> _WHAT IS NEEDED_
Would you quote every entry exactly, dropping only the pictures?

====

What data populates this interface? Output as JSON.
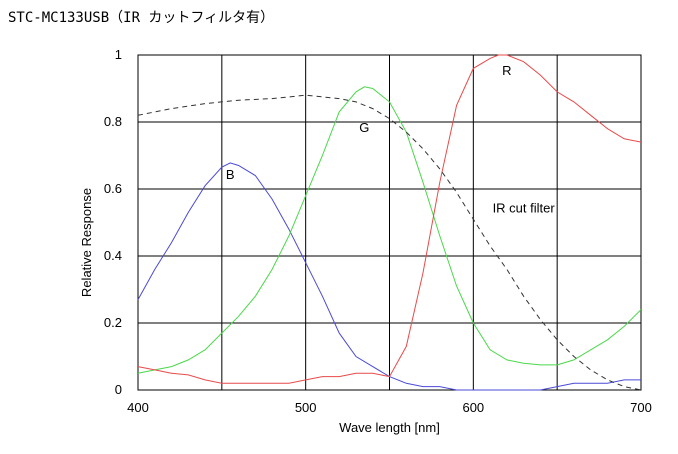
{
  "chart_data": {
    "type": "line",
    "title": "STC-MC133USB（IR カットフィルタ有）",
    "xlabel": "Wave length [nm]",
    "ylabel": "Relative Response",
    "xlim": [
      400,
      700
    ],
    "ylim": [
      0,
      1
    ],
    "xticks": [
      400,
      500,
      600,
      700
    ],
    "yticks": [
      0,
      0.2,
      0.4,
      0.6,
      0.8,
      1
    ],
    "xtick_labels": [
      "400",
      "500",
      "600",
      "700"
    ],
    "ytick_labels": [
      "0",
      "0.2",
      "0.4",
      "0.6",
      "0.8",
      "1"
    ],
    "x_grid_values": [
      400,
      450,
      500,
      550,
      600,
      650,
      700
    ],
    "y_grid_values": [
      0,
      0.2,
      0.4,
      0.6,
      0.8,
      1
    ],
    "grid": true,
    "series": [
      {
        "name": "B",
        "color": "#4a4ad8",
        "dash": "solid",
        "label_at": [
          455,
          0.63
        ],
        "points": [
          [
            400,
            0.27
          ],
          [
            410,
            0.36
          ],
          [
            420,
            0.44
          ],
          [
            430,
            0.53
          ],
          [
            440,
            0.61
          ],
          [
            450,
            0.665
          ],
          [
            455,
            0.678
          ],
          [
            460,
            0.67
          ],
          [
            470,
            0.64
          ],
          [
            480,
            0.57
          ],
          [
            490,
            0.48
          ],
          [
            500,
            0.38
          ],
          [
            510,
            0.28
          ],
          [
            520,
            0.17
          ],
          [
            530,
            0.1
          ],
          [
            540,
            0.07
          ],
          [
            550,
            0.04
          ],
          [
            560,
            0.02
          ],
          [
            570,
            0.01
          ],
          [
            580,
            0.01
          ],
          [
            590,
            0.0
          ],
          [
            600,
            0.0
          ],
          [
            620,
            0.0
          ],
          [
            640,
            0.0
          ],
          [
            650,
            0.01
          ],
          [
            660,
            0.02
          ],
          [
            680,
            0.02
          ],
          [
            690,
            0.03
          ],
          [
            700,
            0.03
          ]
        ]
      },
      {
        "name": "G",
        "color": "#4ad84a",
        "dash": "solid",
        "label_at": [
          535,
          0.77
        ],
        "points": [
          [
            400,
            0.05
          ],
          [
            410,
            0.06
          ],
          [
            420,
            0.07
          ],
          [
            430,
            0.09
          ],
          [
            440,
            0.12
          ],
          [
            450,
            0.17
          ],
          [
            460,
            0.22
          ],
          [
            470,
            0.28
          ],
          [
            480,
            0.36
          ],
          [
            490,
            0.46
          ],
          [
            500,
            0.58
          ],
          [
            510,
            0.7
          ],
          [
            520,
            0.83
          ],
          [
            530,
            0.89
          ],
          [
            535,
            0.905
          ],
          [
            540,
            0.9
          ],
          [
            550,
            0.86
          ],
          [
            560,
            0.77
          ],
          [
            570,
            0.62
          ],
          [
            580,
            0.46
          ],
          [
            590,
            0.31
          ],
          [
            600,
            0.2
          ],
          [
            610,
            0.12
          ],
          [
            620,
            0.09
          ],
          [
            630,
            0.08
          ],
          [
            640,
            0.075
          ],
          [
            650,
            0.075
          ],
          [
            660,
            0.09
          ],
          [
            670,
            0.12
          ],
          [
            680,
            0.15
          ],
          [
            690,
            0.19
          ],
          [
            700,
            0.24
          ]
        ]
      },
      {
        "name": "R",
        "color": "#e84a4a",
        "dash": "solid",
        "label_at": [
          620,
          0.94
        ],
        "points": [
          [
            400,
            0.07
          ],
          [
            410,
            0.06
          ],
          [
            420,
            0.05
          ],
          [
            430,
            0.045
          ],
          [
            440,
            0.03
          ],
          [
            450,
            0.02
          ],
          [
            460,
            0.02
          ],
          [
            470,
            0.02
          ],
          [
            480,
            0.02
          ],
          [
            490,
            0.02
          ],
          [
            500,
            0.03
          ],
          [
            510,
            0.04
          ],
          [
            520,
            0.04
          ],
          [
            530,
            0.05
          ],
          [
            540,
            0.05
          ],
          [
            550,
            0.04
          ],
          [
            560,
            0.13
          ],
          [
            570,
            0.35
          ],
          [
            580,
            0.62
          ],
          [
            590,
            0.85
          ],
          [
            600,
            0.96
          ],
          [
            610,
            0.99
          ],
          [
            615,
            1.0
          ],
          [
            620,
            1.0
          ],
          [
            630,
            0.98
          ],
          [
            640,
            0.94
          ],
          [
            650,
            0.89
          ],
          [
            660,
            0.86
          ],
          [
            670,
            0.82
          ],
          [
            680,
            0.78
          ],
          [
            690,
            0.75
          ],
          [
            700,
            0.74
          ]
        ]
      },
      {
        "name": "IR cut filter",
        "color": "#333333",
        "dash": "dashed",
        "label_at": [
          630,
          0.53
        ],
        "points": [
          [
            400,
            0.82
          ],
          [
            420,
            0.84
          ],
          [
            440,
            0.855
          ],
          [
            460,
            0.865
          ],
          [
            480,
            0.87
          ],
          [
            500,
            0.88
          ],
          [
            510,
            0.875
          ],
          [
            520,
            0.87
          ],
          [
            530,
            0.86
          ],
          [
            540,
            0.84
          ],
          [
            550,
            0.81
          ],
          [
            560,
            0.77
          ],
          [
            570,
            0.72
          ],
          [
            580,
            0.66
          ],
          [
            590,
            0.59
          ],
          [
            600,
            0.51
          ],
          [
            610,
            0.43
          ],
          [
            620,
            0.36
          ],
          [
            630,
            0.28
          ],
          [
            640,
            0.21
          ],
          [
            650,
            0.15
          ],
          [
            660,
            0.1
          ],
          [
            670,
            0.06
          ],
          [
            680,
            0.03
          ],
          [
            690,
            0.01
          ],
          [
            700,
            0.0
          ]
        ]
      }
    ]
  }
}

====

> _ANSWER TO THE PROBLEM_
What data populates this interface? Output as JSON.
{
  "chart_data": {
    "type": "line",
    "title": "STC-MC133USB（IR カットフィルタ有）",
    "xlabel": "Wave length [nm]",
    "ylabel": "Relative Response",
    "xlim": [
      400,
      700
    ],
    "ylim": [
      0,
      1
    ],
    "xticks": [
      400,
      500,
      600,
      700
    ],
    "yticks": [
      0,
      0.2,
      0.4,
      0.6,
      0.8,
      1
    ],
    "xtick_labels": [
      "400",
      "500",
      "600",
      "700"
    ],
    "ytick_labels": [
      "0",
      "0.2",
      "0.4",
      "0.6",
      "0.8",
      "1"
    ],
    "x_grid_values": [
      400,
      450,
      500,
      550,
      600,
      650,
      700
    ],
    "y_grid_values": [
      0,
      0.2,
      0.4,
      0.6,
      0.8,
      1
    ],
    "grid": true,
    "series": [
      {
        "name": "B",
        "color": "#4a4ad8",
        "dash": "solid",
        "label_at": [
          455,
          0.63
        ],
        "points": [
          [
            400,
            0.27
          ],
          [
            410,
            0.36
          ],
          [
            420,
            0.44
          ],
          [
            430,
            0.53
          ],
          [
            440,
            0.61
          ],
          [
            450,
            0.665
          ],
          [
            455,
            0.678
          ],
          [
            460,
            0.67
          ],
          [
            470,
            0.64
          ],
          [
            480,
            0.57
          ],
          [
            490,
            0.48
          ],
          [
            500,
            0.38
          ],
          [
            510,
            0.28
          ],
          [
            520,
            0.17
          ],
          [
            530,
            0.1
          ],
          [
            540,
            0.07
          ],
          [
            550,
            0.04
          ],
          [
            560,
            0.02
          ],
          [
            570,
            0.01
          ],
          [
            580,
            0.01
          ],
          [
            590,
            0.0
          ],
          [
            600,
            0.0
          ],
          [
            620,
            0.0
          ],
          [
            640,
            0.0
          ],
          [
            650,
            0.01
          ],
          [
            660,
            0.02
          ],
          [
            680,
            0.02
          ],
          [
            690,
            0.03
          ],
          [
            700,
            0.03
          ]
        ]
      },
      {
        "name": "G",
        "color": "#4ad84a",
        "dash": "solid",
        "label_at": [
          535,
          0.77
        ],
        "points": [
          [
            400,
            0.05
          ],
          [
            410,
            0.06
          ],
          [
            420,
            0.07
          ],
          [
            430,
            0.09
          ],
          [
            440,
            0.12
          ],
          [
            450,
            0.17
          ],
          [
            460,
            0.22
          ],
          [
            470,
            0.28
          ],
          [
            480,
            0.36
          ],
          [
            490,
            0.46
          ],
          [
            500,
            0.58
          ],
          [
            510,
            0.7
          ],
          [
            520,
            0.83
          ],
          [
            530,
            0.89
          ],
          [
            535,
            0.905
          ],
          [
            540,
            0.9
          ],
          [
            550,
            0.86
          ],
          [
            560,
            0.77
          ],
          [
            570,
            0.62
          ],
          [
            580,
            0.46
          ],
          [
            590,
            0.31
          ],
          [
            600,
            0.2
          ],
          [
            610,
            0.12
          ],
          [
            620,
            0.09
          ],
          [
            630,
            0.08
          ],
          [
            640,
            0.075
          ],
          [
            650,
            0.075
          ],
          [
            660,
            0.09
          ],
          [
            670,
            0.12
          ],
          [
            680,
            0.15
          ],
          [
            690,
            0.19
          ],
          [
            700,
            0.24
          ]
        ]
      },
      {
        "name": "R",
        "color": "#e84a4a",
        "dash": "solid",
        "label_at": [
          620,
          0.94
        ],
        "points": [
          [
            400,
            0.07
          ],
          [
            410,
            0.06
          ],
          [
            420,
            0.05
          ],
          [
            430,
            0.045
          ],
          [
            440,
            0.03
          ],
          [
            450,
            0.02
          ],
          [
            460,
            0.02
          ],
          [
            470,
            0.02
          ],
          [
            480,
            0.02
          ],
          [
            490,
            0.02
          ],
          [
            500,
            0.03
          ],
          [
            510,
            0.04
          ],
          [
            520,
            0.04
          ],
          [
            530,
            0.05
          ],
          [
            540,
            0.05
          ],
          [
            550,
            0.04
          ],
          [
            560,
            0.13
          ],
          [
            570,
            0.35
          ],
          [
            580,
            0.62
          ],
          [
            590,
            0.85
          ],
          [
            600,
            0.96
          ],
          [
            610,
            0.99
          ],
          [
            615,
            1.0
          ],
          [
            620,
            1.0
          ],
          [
            630,
            0.98
          ],
          [
            640,
            0.94
          ],
          [
            650,
            0.89
          ],
          [
            660,
            0.86
          ],
          [
            670,
            0.82
          ],
          [
            680,
            0.78
          ],
          [
            690,
            0.75
          ],
          [
            700,
            0.74
          ]
        ]
      },
      {
        "name": "IR cut filter",
        "color": "#333333",
        "dash": "dashed",
        "label_at": [
          630,
          0.53
        ],
        "points": [
          [
            400,
            0.82
          ],
          [
            420,
            0.84
          ],
          [
            440,
            0.855
          ],
          [
            460,
            0.865
          ],
          [
            480,
            0.87
          ],
          [
            500,
            0.88
          ],
          [
            510,
            0.875
          ],
          [
            520,
            0.87
          ],
          [
            530,
            0.86
          ],
          [
            540,
            0.84
          ],
          [
            550,
            0.81
          ],
          [
            560,
            0.77
          ],
          [
            570,
            0.72
          ],
          [
            580,
            0.66
          ],
          [
            590,
            0.59
          ],
          [
            600,
            0.51
          ],
          [
            610,
            0.43
          ],
          [
            620,
            0.36
          ],
          [
            630,
            0.28
          ],
          [
            640,
            0.21
          ],
          [
            650,
            0.15
          ],
          [
            660,
            0.1
          ],
          [
            670,
            0.06
          ],
          [
            680,
            0.03
          ],
          [
            690,
            0.01
          ],
          [
            700,
            0.0
          ]
        ]
      }
    ]
  }
}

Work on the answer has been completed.